- **Directions**: Reproduce the listing below without changes, except that pictures are left out.

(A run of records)
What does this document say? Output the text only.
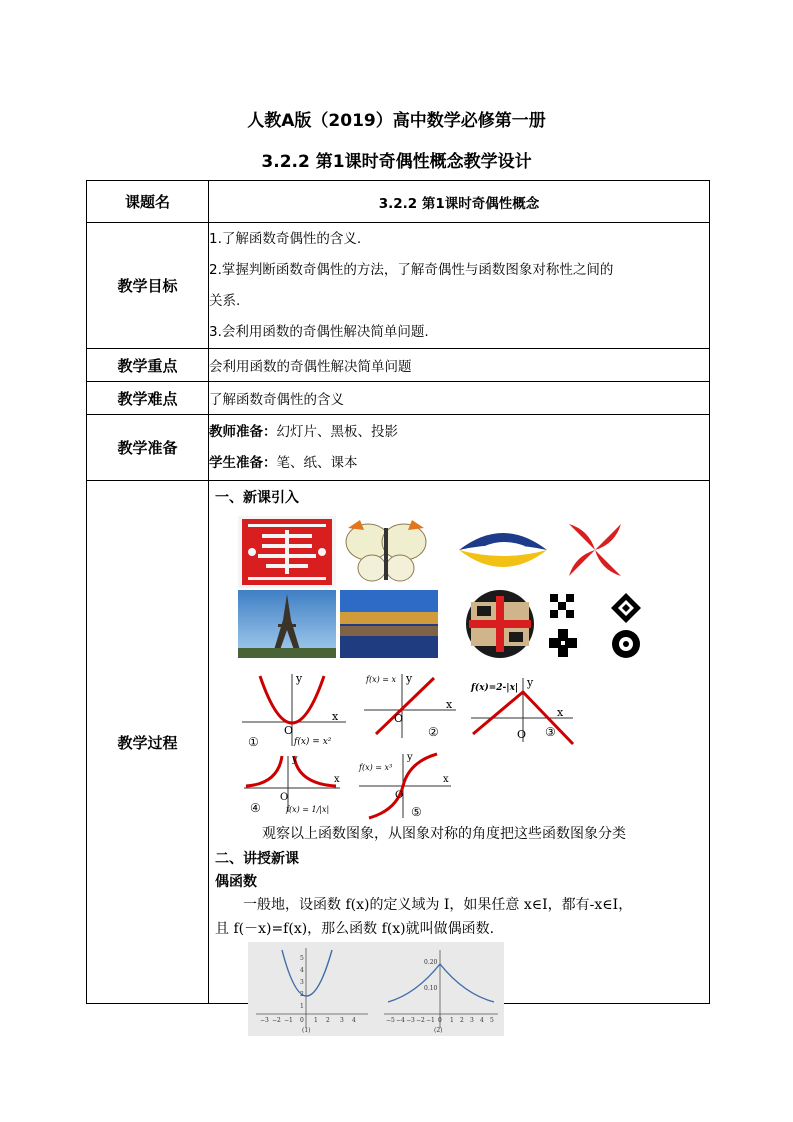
人教A版（2019）高中数学必修第一册
3.2.2 第1课时奇偶性概念教学设计
课题名	3.2.2 第1课时奇偶性概念
教学目标	1.了解函数奇偶性的含义.
2.掌握判断函数奇偶性的方法，了解奇偶性与函数图象对称性之间的
关系.
3.会利用函数的奇偶性解决简单问题.

教学重点	会利用函数的奇偶性解决简单问题
教学难点	了解函数奇偶性的含义
教学准备	教师准备：幻灯片、黑板、投影
学生准备：笔、纸、课本

教学过程	
一、新课引入
x
y
O
①	f(x) = x²
x
y
O
②
f(x) = x
x
y
O ③
f(x)=2-|x|
x
y
O
④	f(x) = 1/|x|
x
y
O
⑤
f(x) = x³
观察以上函数图象，从图象对称的角度把这些函数图象分类
二、讲授新课
偶函数
一般地，设函数 f(x)的定义域为 I，如果任意 x∈I，都有-x∈I，
且 f(－x)=f(x)，那么函数 f(x)就叫做偶函数.
−3 −2 −1 0 1 2 3 4
5
4
3
2
1
0.20
0.10
−5 −4 −3 −2 −1 0 1 2 3 4 5
(1)	(2)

- **Task solution**:
What does this document say? Output the text only.
人教A版（2019）高中数学必修第一册
3.2.2 第1课时奇偶性概念教学设计
课题名	3.2.2 第1课时奇偶性概念
教学目标	1.了解函数奇偶性的含义.
2.掌握判断函数奇偶性的方法，了解奇偶性与函数图象对称性之间的
关系.
3.会利用函数的奇偶性解决简单问题.

教学重点	会利用函数的奇偶性解决简单问题
教学难点	了解函数奇偶性的含义
教学准备	教师准备：幻灯片、黑板、投影
学生准备：笔、纸、课本

教学过程	
一、新课引入
x
y
O
①	f(x) = x²
x
y
O
②
f(x) = x
x
y
O ③
f(x)=2-|x|
x
y
O
④	f(x) = 1/|x|
x
y
O
⑤
f(x) = x³
观察以上函数图象，从图象对称的角度把这些函数图象分类
二、讲授新课
偶函数
一般地，设函数 f(x)的定义域为 I，如果任意 x∈I，都有-x∈I，
且 f(－x)=f(x)，那么函数 f(x)就叫做偶函数.
−3 −2 −1 0 1 2 3 4
5
4
3
2
1
0.20
0.10
−5 −4 −3 −2 −1 0 1 2 3 4 5
(1)	(2)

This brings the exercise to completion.